-- start of PROVIDED DATA --

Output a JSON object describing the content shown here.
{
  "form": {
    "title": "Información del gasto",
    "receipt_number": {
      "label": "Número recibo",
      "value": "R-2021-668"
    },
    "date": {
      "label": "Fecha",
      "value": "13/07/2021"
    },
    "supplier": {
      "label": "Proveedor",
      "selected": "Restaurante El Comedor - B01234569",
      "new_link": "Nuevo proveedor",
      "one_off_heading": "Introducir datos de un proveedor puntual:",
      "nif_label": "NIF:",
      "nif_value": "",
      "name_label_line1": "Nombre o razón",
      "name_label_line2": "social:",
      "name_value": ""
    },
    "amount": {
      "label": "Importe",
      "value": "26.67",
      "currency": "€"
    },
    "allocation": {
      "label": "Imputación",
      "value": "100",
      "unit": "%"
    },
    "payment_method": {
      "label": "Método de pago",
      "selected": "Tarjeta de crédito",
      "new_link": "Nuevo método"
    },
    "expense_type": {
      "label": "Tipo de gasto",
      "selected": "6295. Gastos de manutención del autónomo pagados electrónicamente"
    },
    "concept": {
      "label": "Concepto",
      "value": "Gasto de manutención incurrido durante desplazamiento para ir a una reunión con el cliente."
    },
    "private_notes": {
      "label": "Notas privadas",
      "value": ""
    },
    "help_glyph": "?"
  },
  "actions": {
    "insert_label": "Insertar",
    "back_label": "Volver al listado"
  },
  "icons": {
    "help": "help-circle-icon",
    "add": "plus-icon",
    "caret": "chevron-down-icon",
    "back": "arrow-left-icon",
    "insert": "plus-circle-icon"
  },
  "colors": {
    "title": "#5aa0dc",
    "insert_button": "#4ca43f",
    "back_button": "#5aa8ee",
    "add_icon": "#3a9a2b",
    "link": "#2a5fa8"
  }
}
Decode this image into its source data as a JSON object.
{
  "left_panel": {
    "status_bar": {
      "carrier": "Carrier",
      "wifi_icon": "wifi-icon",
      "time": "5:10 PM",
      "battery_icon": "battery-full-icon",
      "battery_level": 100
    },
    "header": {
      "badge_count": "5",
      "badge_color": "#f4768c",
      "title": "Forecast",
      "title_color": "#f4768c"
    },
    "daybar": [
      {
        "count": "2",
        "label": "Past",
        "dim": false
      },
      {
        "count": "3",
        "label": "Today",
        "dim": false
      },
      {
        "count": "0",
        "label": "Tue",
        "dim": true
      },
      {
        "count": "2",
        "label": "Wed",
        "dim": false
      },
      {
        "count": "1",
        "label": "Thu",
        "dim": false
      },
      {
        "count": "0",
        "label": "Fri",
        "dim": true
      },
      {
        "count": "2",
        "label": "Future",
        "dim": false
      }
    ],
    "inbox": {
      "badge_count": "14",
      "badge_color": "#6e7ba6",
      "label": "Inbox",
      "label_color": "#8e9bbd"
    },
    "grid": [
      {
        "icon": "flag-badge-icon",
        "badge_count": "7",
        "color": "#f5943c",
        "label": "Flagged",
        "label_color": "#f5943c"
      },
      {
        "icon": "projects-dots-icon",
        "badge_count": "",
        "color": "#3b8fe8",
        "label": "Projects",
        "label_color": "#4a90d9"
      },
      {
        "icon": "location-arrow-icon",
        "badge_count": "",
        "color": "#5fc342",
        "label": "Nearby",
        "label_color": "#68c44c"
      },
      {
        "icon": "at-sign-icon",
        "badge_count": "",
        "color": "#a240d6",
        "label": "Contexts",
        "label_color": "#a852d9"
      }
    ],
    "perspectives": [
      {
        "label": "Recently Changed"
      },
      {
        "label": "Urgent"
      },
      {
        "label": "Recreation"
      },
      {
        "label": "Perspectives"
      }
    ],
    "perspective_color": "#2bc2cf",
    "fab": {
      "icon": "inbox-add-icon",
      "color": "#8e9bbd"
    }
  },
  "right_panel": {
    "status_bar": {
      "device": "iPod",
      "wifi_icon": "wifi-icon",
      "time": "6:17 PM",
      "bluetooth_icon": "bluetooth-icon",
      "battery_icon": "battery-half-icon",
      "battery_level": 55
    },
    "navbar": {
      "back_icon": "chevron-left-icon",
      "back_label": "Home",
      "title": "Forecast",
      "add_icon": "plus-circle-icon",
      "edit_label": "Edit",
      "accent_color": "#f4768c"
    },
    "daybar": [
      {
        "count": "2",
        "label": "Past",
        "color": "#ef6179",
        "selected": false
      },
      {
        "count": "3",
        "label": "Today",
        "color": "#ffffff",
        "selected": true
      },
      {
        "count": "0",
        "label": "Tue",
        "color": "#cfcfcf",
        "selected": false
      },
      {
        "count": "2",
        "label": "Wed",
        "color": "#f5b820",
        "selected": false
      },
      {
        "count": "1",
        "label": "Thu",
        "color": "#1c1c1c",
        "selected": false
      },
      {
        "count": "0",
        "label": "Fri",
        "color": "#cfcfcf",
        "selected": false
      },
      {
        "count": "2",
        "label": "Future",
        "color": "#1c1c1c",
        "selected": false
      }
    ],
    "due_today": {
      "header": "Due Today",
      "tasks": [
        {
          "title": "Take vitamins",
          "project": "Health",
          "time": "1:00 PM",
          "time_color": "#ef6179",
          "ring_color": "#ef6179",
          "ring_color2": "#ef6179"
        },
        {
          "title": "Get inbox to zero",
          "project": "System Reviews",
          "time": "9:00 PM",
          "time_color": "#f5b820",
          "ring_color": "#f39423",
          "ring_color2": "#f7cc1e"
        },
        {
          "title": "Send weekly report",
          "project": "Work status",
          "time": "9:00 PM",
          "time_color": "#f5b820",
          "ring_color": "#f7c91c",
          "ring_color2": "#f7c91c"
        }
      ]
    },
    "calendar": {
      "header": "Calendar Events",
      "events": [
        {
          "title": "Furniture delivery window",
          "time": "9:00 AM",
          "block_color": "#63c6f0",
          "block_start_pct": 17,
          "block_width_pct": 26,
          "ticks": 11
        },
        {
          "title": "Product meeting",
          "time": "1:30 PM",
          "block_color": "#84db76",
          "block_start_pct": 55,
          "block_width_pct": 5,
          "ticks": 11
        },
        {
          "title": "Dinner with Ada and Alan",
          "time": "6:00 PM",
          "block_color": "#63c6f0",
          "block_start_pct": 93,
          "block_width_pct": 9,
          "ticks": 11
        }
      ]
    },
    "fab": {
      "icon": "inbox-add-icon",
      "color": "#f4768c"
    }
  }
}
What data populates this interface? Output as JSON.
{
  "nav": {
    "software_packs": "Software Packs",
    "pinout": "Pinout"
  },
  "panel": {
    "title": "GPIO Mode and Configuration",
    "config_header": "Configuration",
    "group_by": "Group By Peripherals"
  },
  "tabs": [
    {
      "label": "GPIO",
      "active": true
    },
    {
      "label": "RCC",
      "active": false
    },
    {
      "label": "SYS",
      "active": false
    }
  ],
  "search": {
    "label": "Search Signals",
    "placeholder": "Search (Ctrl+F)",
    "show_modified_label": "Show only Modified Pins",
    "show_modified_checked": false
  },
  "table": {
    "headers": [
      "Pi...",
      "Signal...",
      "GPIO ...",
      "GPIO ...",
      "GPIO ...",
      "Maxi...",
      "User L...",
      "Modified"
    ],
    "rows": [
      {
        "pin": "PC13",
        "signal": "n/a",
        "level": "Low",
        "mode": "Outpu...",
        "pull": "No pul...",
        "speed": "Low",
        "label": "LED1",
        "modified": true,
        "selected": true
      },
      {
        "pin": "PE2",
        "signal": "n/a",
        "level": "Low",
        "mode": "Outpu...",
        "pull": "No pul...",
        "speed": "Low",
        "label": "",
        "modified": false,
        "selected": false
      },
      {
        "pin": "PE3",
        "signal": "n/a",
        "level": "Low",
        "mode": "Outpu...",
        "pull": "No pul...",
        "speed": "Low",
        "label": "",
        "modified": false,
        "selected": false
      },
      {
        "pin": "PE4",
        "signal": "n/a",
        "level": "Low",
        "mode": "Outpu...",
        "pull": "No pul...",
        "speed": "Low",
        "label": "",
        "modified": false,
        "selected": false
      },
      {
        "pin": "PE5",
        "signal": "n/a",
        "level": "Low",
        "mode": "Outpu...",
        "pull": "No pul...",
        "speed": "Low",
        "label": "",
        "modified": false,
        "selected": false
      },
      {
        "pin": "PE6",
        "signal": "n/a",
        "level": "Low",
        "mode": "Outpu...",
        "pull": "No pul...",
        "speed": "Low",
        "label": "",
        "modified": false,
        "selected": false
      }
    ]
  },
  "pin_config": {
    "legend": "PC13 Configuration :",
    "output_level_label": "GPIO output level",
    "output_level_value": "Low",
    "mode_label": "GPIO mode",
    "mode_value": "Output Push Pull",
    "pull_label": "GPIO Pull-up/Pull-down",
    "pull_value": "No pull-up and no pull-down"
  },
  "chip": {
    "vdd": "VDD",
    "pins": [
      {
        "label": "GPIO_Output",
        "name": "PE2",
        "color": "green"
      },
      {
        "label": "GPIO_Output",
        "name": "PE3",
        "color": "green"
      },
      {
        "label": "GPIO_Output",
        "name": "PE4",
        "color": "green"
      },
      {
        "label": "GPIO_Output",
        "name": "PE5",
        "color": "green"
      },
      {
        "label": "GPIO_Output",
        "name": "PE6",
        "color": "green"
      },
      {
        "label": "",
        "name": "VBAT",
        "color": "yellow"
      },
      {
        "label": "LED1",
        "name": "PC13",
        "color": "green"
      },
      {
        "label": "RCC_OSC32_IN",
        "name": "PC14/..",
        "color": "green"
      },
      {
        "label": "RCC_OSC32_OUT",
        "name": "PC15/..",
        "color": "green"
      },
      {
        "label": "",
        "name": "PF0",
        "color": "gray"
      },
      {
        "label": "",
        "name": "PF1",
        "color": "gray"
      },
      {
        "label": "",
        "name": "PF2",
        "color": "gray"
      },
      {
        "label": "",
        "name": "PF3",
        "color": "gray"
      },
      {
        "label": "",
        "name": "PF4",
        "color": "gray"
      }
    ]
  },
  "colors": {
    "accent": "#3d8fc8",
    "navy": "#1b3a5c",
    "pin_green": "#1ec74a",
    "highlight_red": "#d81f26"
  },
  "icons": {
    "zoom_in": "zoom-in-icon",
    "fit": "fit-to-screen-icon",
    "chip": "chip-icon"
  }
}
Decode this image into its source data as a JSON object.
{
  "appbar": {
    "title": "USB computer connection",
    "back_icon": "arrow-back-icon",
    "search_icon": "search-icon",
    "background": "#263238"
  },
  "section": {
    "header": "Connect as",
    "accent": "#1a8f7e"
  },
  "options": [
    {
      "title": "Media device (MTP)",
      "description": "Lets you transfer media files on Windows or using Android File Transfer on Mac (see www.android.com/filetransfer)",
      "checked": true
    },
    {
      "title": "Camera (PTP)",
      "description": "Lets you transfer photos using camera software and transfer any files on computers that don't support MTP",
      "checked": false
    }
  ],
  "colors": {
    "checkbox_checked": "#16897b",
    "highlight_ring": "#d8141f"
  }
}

-- end of PROVIDED DATA --

WRITTEN TASK: List each line in the listing that contains the string "using".

EXERCISE OUTPUT:
      "description": "Lets you transfer media files on Windows or using Android File Transfer on Mac (see www.android.com/filetransfer)",
      "description": "Lets you transfer photos using camera software and transfer any files on computers that don't support MTP",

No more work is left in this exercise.